**Task prompt**
From the listing below, extract every line containing "Animal".

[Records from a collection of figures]
-- BEGIN --

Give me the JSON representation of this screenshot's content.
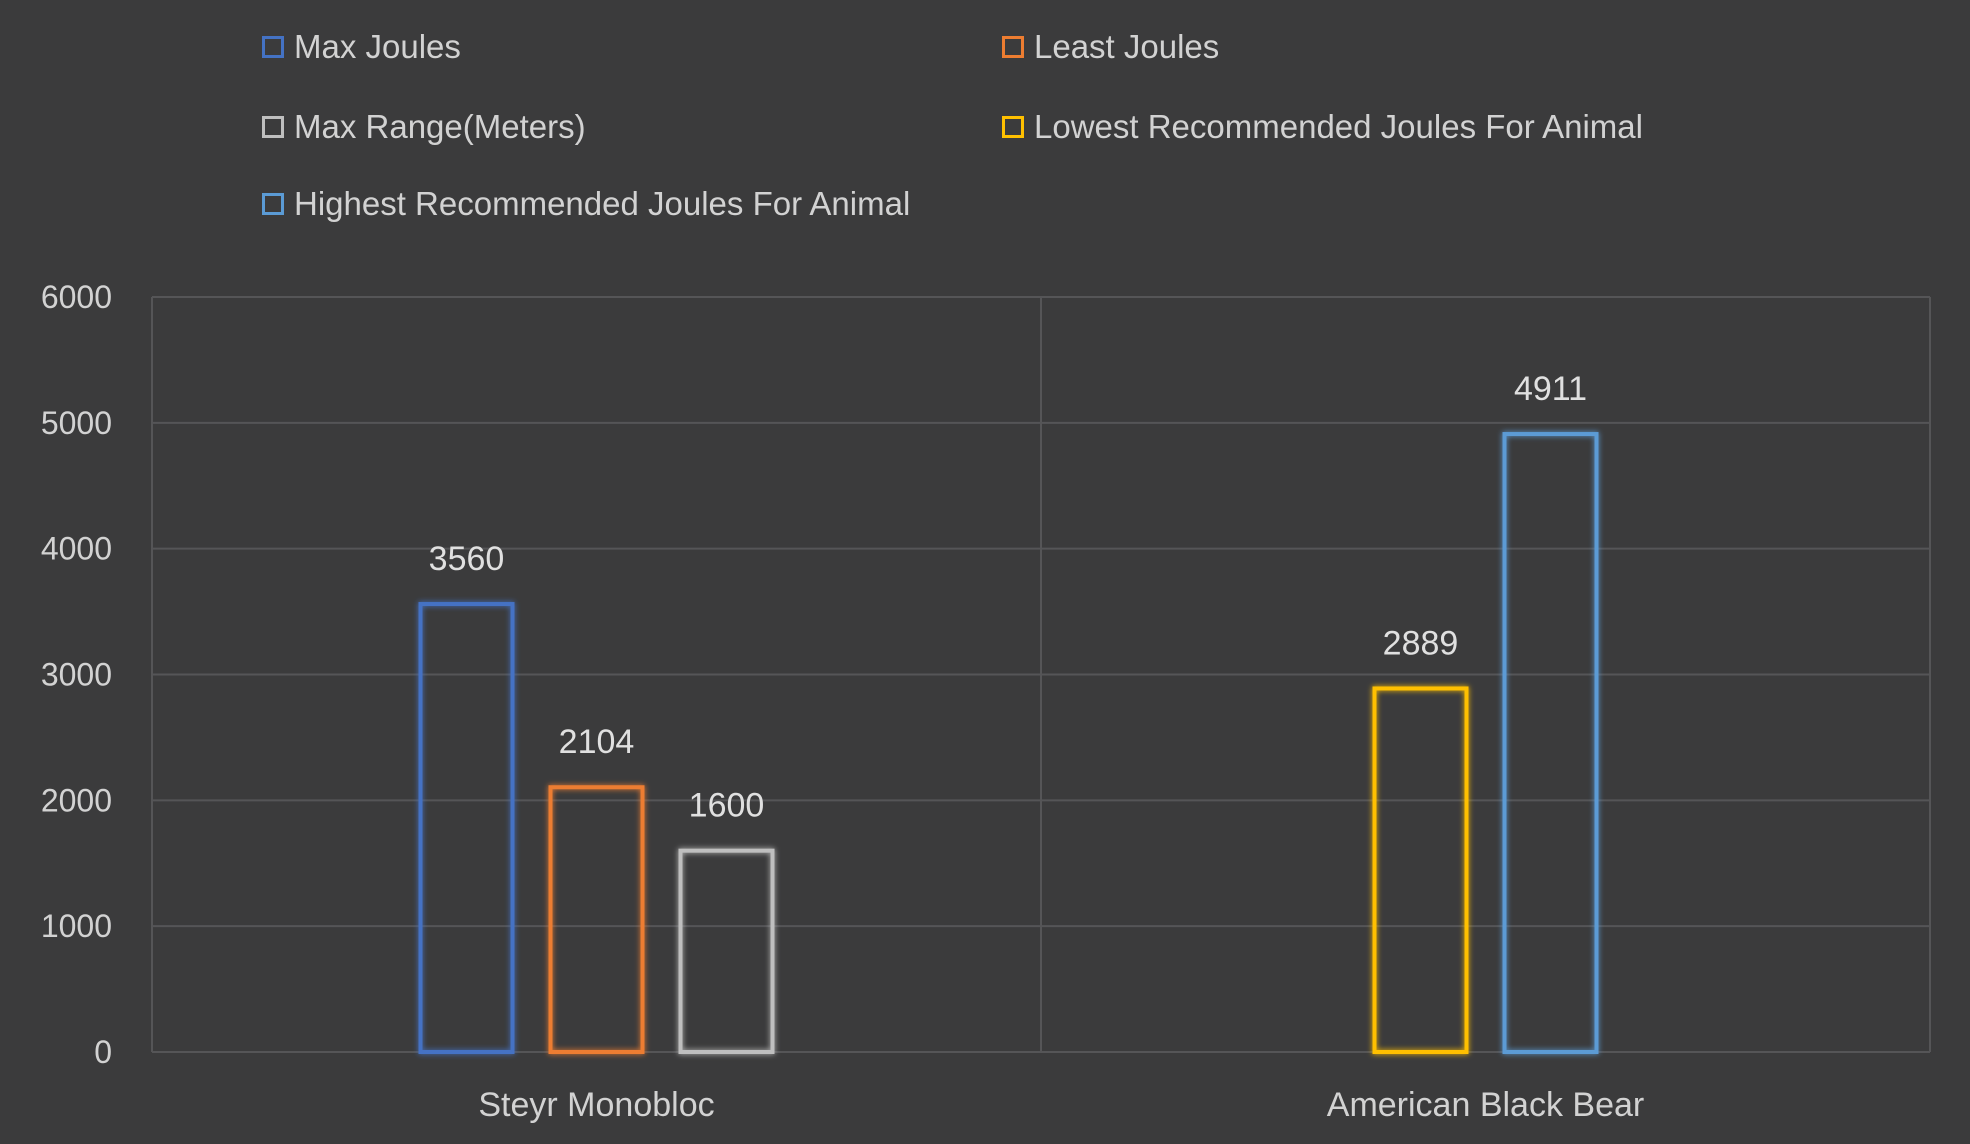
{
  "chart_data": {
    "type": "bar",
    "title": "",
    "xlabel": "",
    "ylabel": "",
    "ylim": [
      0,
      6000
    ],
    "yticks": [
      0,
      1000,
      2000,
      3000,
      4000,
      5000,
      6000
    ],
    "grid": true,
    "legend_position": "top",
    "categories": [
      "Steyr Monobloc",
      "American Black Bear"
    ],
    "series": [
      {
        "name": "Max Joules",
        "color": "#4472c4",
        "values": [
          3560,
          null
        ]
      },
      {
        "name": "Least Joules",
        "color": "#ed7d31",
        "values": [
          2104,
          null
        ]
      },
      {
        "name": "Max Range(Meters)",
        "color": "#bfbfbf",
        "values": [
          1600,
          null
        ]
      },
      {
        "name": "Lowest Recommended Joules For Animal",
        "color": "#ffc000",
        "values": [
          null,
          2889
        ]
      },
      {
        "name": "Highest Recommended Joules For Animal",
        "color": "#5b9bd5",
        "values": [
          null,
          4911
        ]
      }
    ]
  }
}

-- END --

**Exercise response**
        "name": "Lowest Recommended Joules For Animal",
        "name": "Highest Recommended Joules For Animal",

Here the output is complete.